Dataset rows:
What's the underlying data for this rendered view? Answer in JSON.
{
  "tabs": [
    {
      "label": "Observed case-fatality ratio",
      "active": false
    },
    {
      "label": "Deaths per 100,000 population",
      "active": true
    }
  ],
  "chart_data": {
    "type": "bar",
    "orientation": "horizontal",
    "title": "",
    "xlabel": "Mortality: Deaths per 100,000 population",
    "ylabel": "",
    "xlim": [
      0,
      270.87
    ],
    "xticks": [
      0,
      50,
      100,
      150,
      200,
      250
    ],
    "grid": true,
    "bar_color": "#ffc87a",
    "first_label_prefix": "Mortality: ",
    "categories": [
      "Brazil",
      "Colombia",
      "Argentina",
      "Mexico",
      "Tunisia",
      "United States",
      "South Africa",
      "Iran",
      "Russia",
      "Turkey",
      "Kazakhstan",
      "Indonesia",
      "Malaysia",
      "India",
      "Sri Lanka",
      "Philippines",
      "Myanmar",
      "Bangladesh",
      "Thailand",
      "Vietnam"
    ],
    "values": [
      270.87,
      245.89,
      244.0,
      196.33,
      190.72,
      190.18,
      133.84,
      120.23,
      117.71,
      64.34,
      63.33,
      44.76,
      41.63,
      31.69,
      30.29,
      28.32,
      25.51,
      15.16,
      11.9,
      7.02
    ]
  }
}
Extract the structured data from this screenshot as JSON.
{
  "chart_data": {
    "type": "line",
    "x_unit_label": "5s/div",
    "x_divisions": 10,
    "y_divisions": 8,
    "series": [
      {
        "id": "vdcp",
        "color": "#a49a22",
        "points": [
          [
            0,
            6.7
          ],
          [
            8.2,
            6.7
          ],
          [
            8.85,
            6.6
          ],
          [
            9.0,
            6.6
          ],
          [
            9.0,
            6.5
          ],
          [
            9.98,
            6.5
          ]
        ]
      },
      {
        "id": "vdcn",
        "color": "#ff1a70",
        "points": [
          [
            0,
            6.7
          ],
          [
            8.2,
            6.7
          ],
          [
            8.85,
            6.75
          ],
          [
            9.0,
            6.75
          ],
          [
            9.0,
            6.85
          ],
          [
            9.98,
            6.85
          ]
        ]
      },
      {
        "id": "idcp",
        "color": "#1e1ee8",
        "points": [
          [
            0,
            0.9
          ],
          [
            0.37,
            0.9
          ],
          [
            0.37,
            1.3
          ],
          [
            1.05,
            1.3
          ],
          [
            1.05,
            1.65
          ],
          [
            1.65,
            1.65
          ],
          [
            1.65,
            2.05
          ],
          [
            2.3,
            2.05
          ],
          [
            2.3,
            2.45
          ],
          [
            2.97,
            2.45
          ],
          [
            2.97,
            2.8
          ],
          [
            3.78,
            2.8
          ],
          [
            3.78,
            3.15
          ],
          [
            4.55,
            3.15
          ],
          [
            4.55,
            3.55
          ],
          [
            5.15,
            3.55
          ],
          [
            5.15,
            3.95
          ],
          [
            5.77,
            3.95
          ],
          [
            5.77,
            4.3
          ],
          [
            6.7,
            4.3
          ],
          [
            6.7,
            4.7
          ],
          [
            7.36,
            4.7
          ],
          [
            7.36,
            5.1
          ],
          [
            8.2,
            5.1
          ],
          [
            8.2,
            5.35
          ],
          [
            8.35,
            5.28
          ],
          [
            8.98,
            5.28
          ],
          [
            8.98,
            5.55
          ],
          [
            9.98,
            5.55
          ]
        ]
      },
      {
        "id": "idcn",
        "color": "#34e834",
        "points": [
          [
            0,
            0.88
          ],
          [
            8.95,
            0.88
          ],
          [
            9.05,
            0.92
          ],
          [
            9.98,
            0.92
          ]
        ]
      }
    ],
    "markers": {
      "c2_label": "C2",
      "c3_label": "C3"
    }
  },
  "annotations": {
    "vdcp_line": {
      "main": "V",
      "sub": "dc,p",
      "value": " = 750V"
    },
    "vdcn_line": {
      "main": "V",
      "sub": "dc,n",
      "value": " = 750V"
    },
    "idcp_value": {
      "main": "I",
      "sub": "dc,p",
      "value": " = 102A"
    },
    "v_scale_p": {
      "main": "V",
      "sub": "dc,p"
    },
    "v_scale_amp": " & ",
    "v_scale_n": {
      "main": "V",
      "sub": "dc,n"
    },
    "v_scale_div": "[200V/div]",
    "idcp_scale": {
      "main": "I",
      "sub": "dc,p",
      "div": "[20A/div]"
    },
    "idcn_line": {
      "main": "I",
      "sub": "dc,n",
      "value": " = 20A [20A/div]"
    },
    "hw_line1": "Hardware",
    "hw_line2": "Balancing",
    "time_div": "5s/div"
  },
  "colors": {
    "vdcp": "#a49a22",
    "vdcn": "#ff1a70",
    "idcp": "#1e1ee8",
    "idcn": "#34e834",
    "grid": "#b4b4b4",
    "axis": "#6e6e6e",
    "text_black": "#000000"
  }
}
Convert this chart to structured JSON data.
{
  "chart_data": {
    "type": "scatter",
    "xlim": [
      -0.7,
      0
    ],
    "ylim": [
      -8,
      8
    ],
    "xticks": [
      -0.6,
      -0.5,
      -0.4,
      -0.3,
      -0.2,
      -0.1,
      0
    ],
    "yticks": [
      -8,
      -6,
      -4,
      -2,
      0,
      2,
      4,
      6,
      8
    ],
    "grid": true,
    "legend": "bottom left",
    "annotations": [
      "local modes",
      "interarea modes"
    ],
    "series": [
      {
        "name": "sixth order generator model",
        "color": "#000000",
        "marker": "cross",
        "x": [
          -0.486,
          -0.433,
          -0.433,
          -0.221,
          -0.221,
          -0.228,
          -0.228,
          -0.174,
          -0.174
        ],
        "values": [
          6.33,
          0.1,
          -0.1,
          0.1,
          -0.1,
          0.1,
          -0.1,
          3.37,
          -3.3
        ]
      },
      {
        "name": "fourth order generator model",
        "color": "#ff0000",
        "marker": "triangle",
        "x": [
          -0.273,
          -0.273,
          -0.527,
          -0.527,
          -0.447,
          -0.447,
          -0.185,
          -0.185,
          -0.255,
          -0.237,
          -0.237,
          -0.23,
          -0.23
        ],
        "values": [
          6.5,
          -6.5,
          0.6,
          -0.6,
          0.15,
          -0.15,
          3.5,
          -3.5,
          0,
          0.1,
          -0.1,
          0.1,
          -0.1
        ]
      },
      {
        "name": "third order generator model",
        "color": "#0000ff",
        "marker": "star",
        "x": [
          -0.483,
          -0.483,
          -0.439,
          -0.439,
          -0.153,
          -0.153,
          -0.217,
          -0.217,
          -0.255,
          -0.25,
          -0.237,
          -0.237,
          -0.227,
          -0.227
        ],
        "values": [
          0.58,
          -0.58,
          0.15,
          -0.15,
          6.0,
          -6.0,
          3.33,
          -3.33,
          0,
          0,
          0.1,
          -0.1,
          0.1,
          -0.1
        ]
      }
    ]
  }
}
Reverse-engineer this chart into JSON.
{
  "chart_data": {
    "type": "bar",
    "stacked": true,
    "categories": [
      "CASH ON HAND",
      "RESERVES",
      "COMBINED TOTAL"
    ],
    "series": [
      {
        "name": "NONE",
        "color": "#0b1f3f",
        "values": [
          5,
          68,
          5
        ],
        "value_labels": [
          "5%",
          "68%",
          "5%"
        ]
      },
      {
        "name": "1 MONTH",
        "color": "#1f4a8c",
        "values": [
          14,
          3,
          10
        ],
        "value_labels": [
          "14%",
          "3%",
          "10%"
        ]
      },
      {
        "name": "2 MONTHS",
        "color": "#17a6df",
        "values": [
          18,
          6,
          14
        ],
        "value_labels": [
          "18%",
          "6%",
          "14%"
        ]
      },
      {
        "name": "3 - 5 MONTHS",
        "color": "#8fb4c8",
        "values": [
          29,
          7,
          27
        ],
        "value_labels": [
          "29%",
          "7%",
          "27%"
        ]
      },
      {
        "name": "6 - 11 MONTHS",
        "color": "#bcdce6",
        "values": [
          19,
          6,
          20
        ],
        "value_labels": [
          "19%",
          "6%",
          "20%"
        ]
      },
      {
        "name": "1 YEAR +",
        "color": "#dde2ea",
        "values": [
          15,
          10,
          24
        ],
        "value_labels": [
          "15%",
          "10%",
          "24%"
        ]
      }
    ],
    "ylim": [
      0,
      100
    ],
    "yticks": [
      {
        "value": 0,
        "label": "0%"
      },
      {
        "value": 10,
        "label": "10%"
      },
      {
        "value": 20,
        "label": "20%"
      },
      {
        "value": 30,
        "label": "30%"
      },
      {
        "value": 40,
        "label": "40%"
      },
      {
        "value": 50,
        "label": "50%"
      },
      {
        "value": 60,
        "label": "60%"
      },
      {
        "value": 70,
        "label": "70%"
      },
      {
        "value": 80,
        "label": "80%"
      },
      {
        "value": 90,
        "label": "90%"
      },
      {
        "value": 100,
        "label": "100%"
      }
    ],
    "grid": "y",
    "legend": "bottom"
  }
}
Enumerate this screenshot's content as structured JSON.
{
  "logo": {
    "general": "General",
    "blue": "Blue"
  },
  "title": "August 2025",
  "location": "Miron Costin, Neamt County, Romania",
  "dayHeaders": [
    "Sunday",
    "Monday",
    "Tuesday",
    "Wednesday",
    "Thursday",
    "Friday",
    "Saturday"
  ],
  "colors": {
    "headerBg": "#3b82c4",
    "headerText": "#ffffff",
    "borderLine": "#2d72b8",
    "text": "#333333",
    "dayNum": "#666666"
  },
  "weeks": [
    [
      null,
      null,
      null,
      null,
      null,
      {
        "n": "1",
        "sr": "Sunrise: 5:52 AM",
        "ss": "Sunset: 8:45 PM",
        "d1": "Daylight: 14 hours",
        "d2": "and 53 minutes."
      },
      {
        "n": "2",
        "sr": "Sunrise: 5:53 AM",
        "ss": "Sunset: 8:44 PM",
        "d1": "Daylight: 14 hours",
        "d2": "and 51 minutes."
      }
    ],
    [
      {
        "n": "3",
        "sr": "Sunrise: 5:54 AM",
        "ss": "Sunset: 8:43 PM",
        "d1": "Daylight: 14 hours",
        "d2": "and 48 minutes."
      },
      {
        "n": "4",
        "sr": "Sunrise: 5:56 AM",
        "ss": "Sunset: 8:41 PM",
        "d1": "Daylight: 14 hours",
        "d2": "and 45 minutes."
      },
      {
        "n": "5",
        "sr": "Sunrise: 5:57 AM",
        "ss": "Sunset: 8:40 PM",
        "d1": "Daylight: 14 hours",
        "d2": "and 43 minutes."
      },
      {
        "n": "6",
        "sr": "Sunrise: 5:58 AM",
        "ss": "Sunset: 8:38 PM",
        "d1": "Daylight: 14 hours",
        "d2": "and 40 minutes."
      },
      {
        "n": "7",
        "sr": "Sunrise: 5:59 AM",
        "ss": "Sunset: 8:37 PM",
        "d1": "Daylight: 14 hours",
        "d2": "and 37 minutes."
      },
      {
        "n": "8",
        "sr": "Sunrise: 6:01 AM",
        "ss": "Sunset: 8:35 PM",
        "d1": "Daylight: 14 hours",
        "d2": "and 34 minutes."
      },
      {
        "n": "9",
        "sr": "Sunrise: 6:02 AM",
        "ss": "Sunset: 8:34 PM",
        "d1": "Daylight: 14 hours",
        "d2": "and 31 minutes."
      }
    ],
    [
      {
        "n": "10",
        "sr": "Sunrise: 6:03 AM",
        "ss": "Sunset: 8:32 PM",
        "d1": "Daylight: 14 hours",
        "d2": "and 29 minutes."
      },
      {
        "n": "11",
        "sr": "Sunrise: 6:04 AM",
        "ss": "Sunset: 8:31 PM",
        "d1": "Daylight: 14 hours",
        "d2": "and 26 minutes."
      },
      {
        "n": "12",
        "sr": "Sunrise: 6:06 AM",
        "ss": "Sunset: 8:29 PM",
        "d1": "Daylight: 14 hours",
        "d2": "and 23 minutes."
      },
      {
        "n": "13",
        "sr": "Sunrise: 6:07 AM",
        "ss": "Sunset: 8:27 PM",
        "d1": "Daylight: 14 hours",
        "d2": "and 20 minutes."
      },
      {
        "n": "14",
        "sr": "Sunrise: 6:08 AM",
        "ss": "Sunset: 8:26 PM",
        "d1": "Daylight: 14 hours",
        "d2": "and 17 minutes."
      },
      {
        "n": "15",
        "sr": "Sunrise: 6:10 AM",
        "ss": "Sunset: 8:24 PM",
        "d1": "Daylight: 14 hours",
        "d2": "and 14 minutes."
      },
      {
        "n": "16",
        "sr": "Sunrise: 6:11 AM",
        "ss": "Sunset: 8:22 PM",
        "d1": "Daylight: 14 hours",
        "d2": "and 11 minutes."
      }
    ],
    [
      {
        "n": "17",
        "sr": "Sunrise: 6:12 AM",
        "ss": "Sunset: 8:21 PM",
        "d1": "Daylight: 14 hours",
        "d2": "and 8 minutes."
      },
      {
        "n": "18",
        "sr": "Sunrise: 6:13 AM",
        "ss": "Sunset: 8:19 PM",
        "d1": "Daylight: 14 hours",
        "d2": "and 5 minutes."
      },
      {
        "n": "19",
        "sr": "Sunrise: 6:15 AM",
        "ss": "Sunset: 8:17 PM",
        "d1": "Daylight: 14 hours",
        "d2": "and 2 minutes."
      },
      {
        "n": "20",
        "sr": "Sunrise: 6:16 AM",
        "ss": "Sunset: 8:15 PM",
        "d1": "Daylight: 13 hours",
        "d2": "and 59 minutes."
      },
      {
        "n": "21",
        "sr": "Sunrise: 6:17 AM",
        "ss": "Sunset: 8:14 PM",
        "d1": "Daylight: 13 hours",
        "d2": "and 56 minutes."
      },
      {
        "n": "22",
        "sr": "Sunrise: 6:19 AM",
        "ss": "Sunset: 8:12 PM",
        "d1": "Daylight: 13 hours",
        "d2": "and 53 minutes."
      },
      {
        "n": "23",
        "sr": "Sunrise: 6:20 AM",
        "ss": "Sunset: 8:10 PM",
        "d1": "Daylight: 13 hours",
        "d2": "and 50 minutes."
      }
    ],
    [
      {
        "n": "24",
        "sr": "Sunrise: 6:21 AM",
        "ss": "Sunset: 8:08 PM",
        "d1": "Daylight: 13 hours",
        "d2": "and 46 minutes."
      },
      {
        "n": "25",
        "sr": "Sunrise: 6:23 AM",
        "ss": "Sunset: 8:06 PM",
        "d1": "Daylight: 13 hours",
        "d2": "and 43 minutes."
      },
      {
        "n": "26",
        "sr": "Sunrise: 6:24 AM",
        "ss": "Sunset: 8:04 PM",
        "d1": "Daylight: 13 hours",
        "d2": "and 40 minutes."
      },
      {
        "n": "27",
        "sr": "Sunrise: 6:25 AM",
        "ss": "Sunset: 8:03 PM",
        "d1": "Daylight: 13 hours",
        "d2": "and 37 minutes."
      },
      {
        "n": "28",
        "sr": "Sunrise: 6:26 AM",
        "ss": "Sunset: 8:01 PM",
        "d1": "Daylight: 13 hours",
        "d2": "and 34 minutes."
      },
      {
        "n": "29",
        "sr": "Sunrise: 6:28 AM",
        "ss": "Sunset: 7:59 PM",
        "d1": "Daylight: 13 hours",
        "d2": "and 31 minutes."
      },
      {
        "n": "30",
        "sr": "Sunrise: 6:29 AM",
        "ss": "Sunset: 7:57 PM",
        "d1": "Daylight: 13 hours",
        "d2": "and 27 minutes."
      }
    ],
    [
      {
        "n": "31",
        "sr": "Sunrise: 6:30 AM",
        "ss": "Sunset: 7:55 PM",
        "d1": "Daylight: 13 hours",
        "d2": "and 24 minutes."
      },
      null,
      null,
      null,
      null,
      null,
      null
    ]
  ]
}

Exercise requirements: Say the number of lines in the records above that include the string "screenshot", and no more.

Output below: 2